Entries from a dataset
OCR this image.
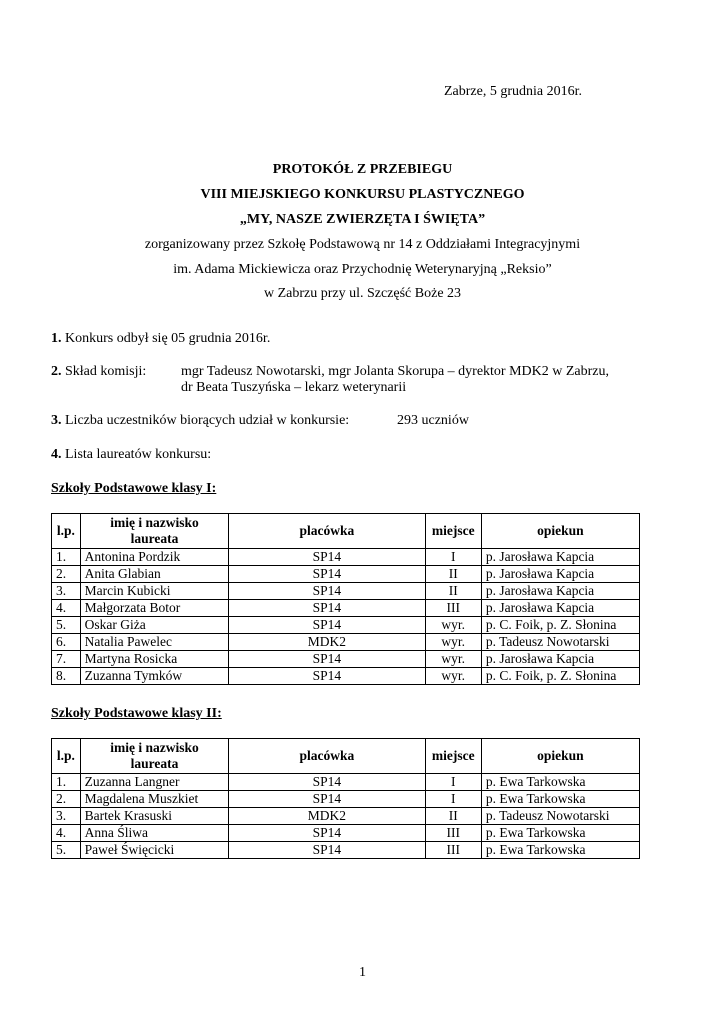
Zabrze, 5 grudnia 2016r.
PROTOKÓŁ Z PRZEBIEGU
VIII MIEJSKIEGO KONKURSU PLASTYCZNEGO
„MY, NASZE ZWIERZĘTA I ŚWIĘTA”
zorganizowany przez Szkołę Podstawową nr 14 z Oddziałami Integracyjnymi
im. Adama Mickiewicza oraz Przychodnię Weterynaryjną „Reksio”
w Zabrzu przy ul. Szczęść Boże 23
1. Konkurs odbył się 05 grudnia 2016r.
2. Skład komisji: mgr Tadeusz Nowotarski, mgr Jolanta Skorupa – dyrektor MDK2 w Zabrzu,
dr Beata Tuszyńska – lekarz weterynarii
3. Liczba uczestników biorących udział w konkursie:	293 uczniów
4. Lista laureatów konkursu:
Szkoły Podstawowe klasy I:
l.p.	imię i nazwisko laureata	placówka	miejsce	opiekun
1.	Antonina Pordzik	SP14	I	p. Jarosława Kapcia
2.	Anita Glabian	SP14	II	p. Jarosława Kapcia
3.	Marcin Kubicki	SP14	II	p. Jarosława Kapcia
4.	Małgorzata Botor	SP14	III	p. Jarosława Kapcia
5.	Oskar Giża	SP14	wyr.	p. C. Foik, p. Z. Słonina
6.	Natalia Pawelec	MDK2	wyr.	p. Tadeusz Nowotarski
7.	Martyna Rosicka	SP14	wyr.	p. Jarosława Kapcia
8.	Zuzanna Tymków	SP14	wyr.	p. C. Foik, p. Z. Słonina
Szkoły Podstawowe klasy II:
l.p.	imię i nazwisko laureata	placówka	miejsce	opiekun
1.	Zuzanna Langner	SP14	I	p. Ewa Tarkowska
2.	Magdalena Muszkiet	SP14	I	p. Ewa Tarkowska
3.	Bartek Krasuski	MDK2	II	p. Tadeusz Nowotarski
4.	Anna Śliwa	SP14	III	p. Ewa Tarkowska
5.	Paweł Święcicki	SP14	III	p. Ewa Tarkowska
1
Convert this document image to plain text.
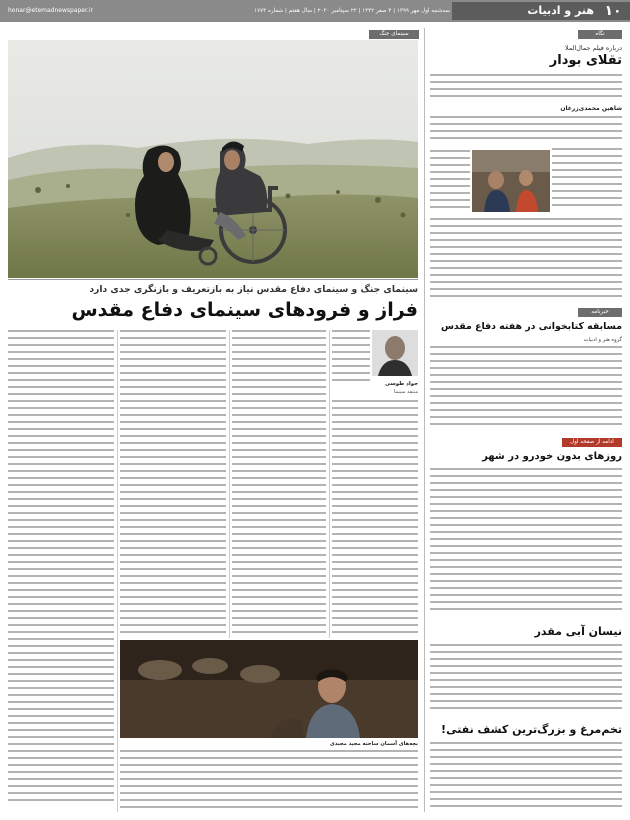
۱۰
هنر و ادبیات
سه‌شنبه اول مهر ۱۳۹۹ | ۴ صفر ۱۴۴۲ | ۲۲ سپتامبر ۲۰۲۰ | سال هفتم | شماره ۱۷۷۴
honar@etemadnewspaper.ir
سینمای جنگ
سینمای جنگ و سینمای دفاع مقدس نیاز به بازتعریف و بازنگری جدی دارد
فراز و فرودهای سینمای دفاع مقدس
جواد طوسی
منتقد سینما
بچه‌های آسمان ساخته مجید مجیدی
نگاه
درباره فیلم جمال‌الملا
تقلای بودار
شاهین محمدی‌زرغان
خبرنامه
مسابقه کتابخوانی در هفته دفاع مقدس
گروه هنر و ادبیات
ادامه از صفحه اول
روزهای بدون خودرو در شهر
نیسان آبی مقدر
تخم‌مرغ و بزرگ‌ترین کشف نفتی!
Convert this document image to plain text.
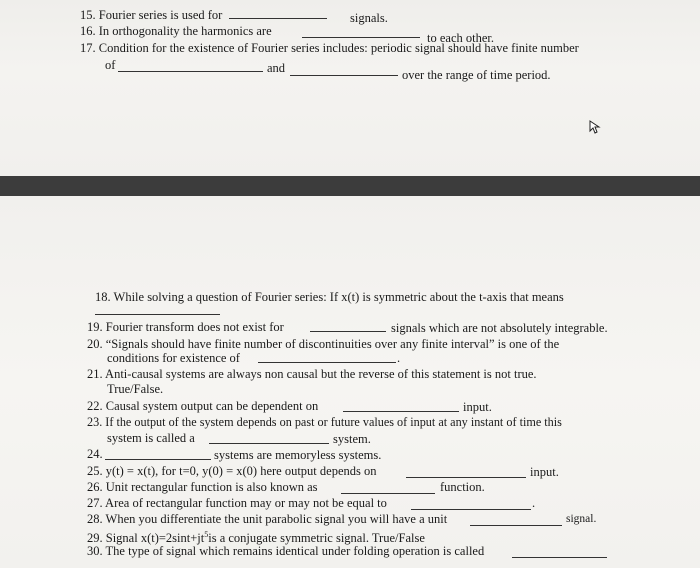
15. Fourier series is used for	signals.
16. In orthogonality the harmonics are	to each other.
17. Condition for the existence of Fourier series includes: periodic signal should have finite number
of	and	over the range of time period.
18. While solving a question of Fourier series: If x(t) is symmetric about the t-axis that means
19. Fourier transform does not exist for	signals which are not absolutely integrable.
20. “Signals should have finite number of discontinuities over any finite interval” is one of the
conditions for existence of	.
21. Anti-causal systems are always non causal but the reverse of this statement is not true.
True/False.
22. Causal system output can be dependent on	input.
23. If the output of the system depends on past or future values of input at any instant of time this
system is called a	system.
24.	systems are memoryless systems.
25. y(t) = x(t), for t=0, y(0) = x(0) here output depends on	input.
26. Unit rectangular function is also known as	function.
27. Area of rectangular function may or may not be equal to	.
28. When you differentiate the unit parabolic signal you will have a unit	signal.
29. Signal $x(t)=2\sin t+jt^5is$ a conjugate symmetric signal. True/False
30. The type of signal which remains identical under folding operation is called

## Work to complete
Return each line in the records that holds the string "this".

## Exercise solution
OCR this image.
Convert this document image to plain text.
Convert this document image to plain text.
21. Anti-causal systems are always non causal but the reverse of this statement is not true.
23. If the output of the system depends on past or future values of input at any instant of time this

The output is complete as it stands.